◆ Your objective ◆
Write out each record again exactly as it stands.

Start of The input

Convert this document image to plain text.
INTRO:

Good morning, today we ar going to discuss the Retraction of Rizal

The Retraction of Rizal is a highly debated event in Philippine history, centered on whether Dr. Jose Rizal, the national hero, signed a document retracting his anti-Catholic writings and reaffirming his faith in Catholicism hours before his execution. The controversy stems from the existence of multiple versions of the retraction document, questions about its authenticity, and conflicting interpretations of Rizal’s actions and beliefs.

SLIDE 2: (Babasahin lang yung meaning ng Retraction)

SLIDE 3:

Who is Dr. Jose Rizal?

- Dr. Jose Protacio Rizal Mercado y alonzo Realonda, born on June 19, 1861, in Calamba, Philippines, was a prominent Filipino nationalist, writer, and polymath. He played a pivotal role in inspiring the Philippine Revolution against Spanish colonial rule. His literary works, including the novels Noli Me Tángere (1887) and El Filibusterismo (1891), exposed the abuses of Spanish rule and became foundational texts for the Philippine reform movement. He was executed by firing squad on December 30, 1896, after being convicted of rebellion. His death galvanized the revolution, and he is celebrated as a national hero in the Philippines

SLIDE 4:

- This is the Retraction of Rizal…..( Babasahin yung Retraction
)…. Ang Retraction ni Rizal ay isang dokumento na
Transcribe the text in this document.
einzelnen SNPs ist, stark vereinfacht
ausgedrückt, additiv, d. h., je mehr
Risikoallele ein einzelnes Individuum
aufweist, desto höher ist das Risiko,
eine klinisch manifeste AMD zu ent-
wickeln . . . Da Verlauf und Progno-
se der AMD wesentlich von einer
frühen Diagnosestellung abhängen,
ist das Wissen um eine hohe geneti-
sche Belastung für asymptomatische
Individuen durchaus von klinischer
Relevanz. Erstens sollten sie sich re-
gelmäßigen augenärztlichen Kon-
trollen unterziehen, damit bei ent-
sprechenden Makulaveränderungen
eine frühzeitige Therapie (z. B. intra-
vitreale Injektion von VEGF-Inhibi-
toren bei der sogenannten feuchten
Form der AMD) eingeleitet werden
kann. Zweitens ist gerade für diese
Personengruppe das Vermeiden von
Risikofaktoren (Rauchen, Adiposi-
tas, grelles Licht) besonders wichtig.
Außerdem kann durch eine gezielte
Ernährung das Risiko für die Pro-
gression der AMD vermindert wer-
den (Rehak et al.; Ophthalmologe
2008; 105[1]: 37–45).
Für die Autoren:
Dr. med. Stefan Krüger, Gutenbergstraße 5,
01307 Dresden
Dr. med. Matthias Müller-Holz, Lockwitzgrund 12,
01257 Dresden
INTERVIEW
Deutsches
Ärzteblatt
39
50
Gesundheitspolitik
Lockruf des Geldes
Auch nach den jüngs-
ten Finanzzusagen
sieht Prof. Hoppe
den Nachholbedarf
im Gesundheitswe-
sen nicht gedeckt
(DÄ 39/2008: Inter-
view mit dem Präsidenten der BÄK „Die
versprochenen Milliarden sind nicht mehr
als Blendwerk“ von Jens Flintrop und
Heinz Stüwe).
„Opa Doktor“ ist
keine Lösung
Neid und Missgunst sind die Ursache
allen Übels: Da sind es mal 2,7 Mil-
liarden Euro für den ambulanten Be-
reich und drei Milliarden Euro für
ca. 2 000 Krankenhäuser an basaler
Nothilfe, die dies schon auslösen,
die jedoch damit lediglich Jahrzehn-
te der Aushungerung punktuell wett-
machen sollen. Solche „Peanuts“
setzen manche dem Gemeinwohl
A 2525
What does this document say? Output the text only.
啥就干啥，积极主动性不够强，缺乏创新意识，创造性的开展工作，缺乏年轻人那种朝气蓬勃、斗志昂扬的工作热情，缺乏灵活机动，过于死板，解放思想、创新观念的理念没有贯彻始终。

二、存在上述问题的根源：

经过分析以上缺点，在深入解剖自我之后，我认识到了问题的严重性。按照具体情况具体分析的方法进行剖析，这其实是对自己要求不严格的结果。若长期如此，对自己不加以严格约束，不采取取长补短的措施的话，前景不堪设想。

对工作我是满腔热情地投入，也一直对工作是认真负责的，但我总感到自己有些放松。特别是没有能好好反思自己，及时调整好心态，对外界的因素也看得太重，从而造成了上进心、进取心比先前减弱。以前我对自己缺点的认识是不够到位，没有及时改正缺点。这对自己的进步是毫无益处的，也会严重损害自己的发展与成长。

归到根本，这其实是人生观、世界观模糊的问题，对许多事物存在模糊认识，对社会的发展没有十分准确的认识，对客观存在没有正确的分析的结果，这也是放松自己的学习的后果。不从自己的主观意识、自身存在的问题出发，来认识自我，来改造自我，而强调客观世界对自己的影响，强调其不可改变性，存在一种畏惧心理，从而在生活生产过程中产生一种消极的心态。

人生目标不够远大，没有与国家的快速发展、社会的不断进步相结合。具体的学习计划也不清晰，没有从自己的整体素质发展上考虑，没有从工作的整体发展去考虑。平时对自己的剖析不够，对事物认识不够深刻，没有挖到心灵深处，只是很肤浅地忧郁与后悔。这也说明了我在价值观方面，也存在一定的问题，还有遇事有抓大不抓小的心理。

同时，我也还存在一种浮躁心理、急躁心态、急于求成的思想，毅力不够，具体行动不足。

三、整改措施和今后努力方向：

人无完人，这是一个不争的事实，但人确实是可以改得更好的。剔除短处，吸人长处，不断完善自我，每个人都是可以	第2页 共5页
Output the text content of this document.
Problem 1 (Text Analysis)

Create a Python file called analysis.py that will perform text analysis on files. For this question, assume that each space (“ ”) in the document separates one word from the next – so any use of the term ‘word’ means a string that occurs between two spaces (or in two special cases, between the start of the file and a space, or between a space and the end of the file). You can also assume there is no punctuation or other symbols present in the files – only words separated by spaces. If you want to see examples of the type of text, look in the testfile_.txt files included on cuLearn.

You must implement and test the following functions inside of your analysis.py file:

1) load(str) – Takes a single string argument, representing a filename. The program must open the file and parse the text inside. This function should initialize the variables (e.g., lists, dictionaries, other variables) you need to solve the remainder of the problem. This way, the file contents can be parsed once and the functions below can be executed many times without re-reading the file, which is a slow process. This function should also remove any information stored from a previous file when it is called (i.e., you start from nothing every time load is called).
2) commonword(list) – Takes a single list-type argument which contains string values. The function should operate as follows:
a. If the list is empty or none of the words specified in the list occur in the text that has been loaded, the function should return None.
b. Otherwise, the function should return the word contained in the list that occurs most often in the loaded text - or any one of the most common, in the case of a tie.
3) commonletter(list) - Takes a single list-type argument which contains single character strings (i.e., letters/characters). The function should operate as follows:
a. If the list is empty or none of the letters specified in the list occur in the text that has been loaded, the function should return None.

End of The input

◆ Task response ◆
Convert this document image to plain text.
INTRO:

Good morning, today we ar going to discuss the Retraction of Rizal

The Retraction of Rizal is a highly debated event in Philippine history, centered on whether Dr. Jose Rizal, the national hero, signed a document retracting his anti-Catholic writings and reaffirming his faith in Catholicism hours before his execution. The controversy stems from the existence of multiple versions of the retraction document, questions about its authenticity, and conflicting interpretations of Rizal’s actions and beliefs.

SLIDE 2: (Babasahin lang yung meaning ng Retraction)

SLIDE 3:

Who is Dr. Jose Rizal?

- Dr. Jose Protacio Rizal Mercado y alonzo Realonda, born on June 19, 1861, in Calamba, Philippines, was a prominent Filipino nationalist, writer, and polymath. He played a pivotal role in inspiring the Philippine Revolution against Spanish colonial rule. His literary works, including the novels Noli Me Tángere (1887) and El Filibusterismo (1891), exposed the abuses of Spanish rule and became foundational texts for the Philippine reform movement. He was executed by firing squad on December 30, 1896, after being convicted of rebellion. His death galvanized the revolution, and he is celebrated as a national hero in the Philippines

SLIDE 4:

- This is the Retraction of Rizal…..( Babasahin yung Retraction
)…. Ang Retraction ni Rizal ay isang dokumento na
Transcribe the text in this document.
einzelnen SNPs ist, stark vereinfacht
ausgedrückt, additiv, d. h., je mehr
Risikoallele ein einzelnes Individuum
aufweist, desto höher ist das Risiko,
eine klinisch manifeste AMD zu ent-
wickeln . . . Da Verlauf und Progno-
se der AMD wesentlich von einer
frühen Diagnosestellung abhängen,
ist das Wissen um eine hohe geneti-
sche Belastung für asymptomatische
Individuen durchaus von klinischer
Relevanz. Erstens sollten sie sich re-
gelmäßigen augenärztlichen Kon-
trollen unterziehen, damit bei ent-
sprechenden Makulaveränderungen
eine frühzeitige Therapie (z. B. intra-
vitreale Injektion von VEGF-Inhibi-
toren bei der sogenannten feuchten
Form der AMD) eingeleitet werden
kann. Zweitens ist gerade für diese
Personengruppe das Vermeiden von
Risikofaktoren (Rauchen, Adiposi-
tas, grelles Licht) besonders wichtig.
Außerdem kann durch eine gezielte
Ernährung das Risiko für die Pro-
gression der AMD vermindert wer-
den (Rehak et al.; Ophthalmologe
2008; 105[1]: 37–45).
Für die Autoren:
Dr. med. Stefan Krüger, Gutenbergstraße 5,
01307 Dresden
Dr. med. Matthias Müller-Holz, Lockwitzgrund 12,
01257 Dresden
INTERVIEW
Deutsches
Ärzteblatt
39
50
Gesundheitspolitik
Lockruf des Geldes
Auch nach den jüngs-
ten Finanzzusagen
sieht Prof. Hoppe
den Nachholbedarf
im Gesundheitswe-
sen nicht gedeckt
(DÄ 39/2008: Inter-
view mit dem Präsidenten der BÄK „Die
versprochenen Milliarden sind nicht mehr
als Blendwerk“ von Jens Flintrop und
Heinz Stüwe).
„Opa Doktor“ ist
keine Lösung
Neid und Missgunst sind die Ursache
allen Übels: Da sind es mal 2,7 Mil-
liarden Euro für den ambulanten Be-
reich und drei Milliarden Euro für
ca. 2 000 Krankenhäuser an basaler
Nothilfe, die dies schon auslösen,
die jedoch damit lediglich Jahrzehn-
te der Aushungerung punktuell wett-
machen sollen. Solche „Peanuts“
setzen manche dem Gemeinwohl
A 2525
What does this document say? Output the text only.
啥就干啥，积极主动性不够强，缺乏创新意识，创造性的开展工作，缺乏年轻人那种朝气蓬勃、斗志昂扬的工作热情，缺乏灵活机动，过于死板，解放思想、创新观念的理念没有贯彻始终。

二、存在上述问题的根源：

经过分析以上缺点，在深入解剖自我之后，我认识到了问题的严重性。按照具体情况具体分析的方法进行剖析，这其实是对自己要求不严格的结果。若长期如此，对自己不加以严格约束，不采取取长补短的措施的话，前景不堪设想。

对工作我是满腔热情地投入，也一直对工作是认真负责的，但我总感到自己有些放松。特别是没有能好好反思自己，及时调整好心态，对外界的因素也看得太重，从而造成了上进心、进取心比先前减弱。以前我对自己缺点的认识是不够到位，没有及时改正缺点。这对自己的进步是毫无益处的，也会严重损害自己的发展与成长。

归到根本，这其实是人生观、世界观模糊的问题，对许多事物存在模糊认识，对社会的发展没有十分准确的认识，对客观存在没有正确的分析的结果，这也是放松自己的学习的后果。不从自己的主观意识、自身存在的问题出发，来认识自我，来改造自我，而强调客观世界对自己的影响，强调其不可改变性，存在一种畏惧心理，从而在生活生产过程中产生一种消极的心态。

人生目标不够远大，没有与国家的快速发展、社会的不断进步相结合。具体的学习计划也不清晰，没有从自己的整体素质发展上考虑，没有从工作的整体发展去考虑。平时对自己的剖析不够，对事物认识不够深刻，没有挖到心灵深处，只是很肤浅地忧郁与后悔。这也说明了我在价值观方面，也存在一定的问题，还有遇事有抓大不抓小的心理。

同时，我也还存在一种浮躁心理、急躁心态、急于求成的思想，毅力不够，具体行动不足。

三、整改措施和今后努力方向：

人无完人，这是一个不争的事实，但人确实是可以改得更好的。剔除短处，吸人长处，不断完善自我，每个人都是可以	第2页 共5页
Output the text content of this document.
Problem 1 (Text Analysis)

Create a Python file called analysis.py that will perform text analysis on files. For this question, assume that each space (“ ”) in the document separates one word from the next – so any use of the term ‘word’ means a string that occurs between two spaces (or in two special cases, between the start of the file and a space, or between a space and the end of the file). You can also assume there is no punctuation or other symbols present in the files – only words separated by spaces. If you want to see examples of the type of text, look in the testfile_.txt files included on cuLearn.

You must implement and test the following functions inside of your analysis.py file:

1) load(str) – Takes a single string argument, representing a filename. The program must open the file and parse the text inside. This function should initialize the variables (e.g., lists, dictionaries, other variables) you need to solve the remainder of the problem. This way, the file contents can be parsed once and the functions below can be executed many times without re-reading the file, which is a slow process. This function should also remove any information stored from a previous file when it is called (i.e., you start from nothing every time load is called).
2) commonword(list) – Takes a single list-type argument which contains string values. The function should operate as follows:
a. If the list is empty or none of the words specified in the list occur in the text that has been loaded, the function should return None.
b. Otherwise, the function should return the word contained in the list that occurs most often in the loaded text - or any one of the most common, in the case of a tie.
3) commonletter(list) - Takes a single list-type argument which contains single character strings (i.e., letters/characters). The function should operate as follows:
a. If the list is empty or none of the letters specified in the list occur in the text that has been loaded, the function should return None.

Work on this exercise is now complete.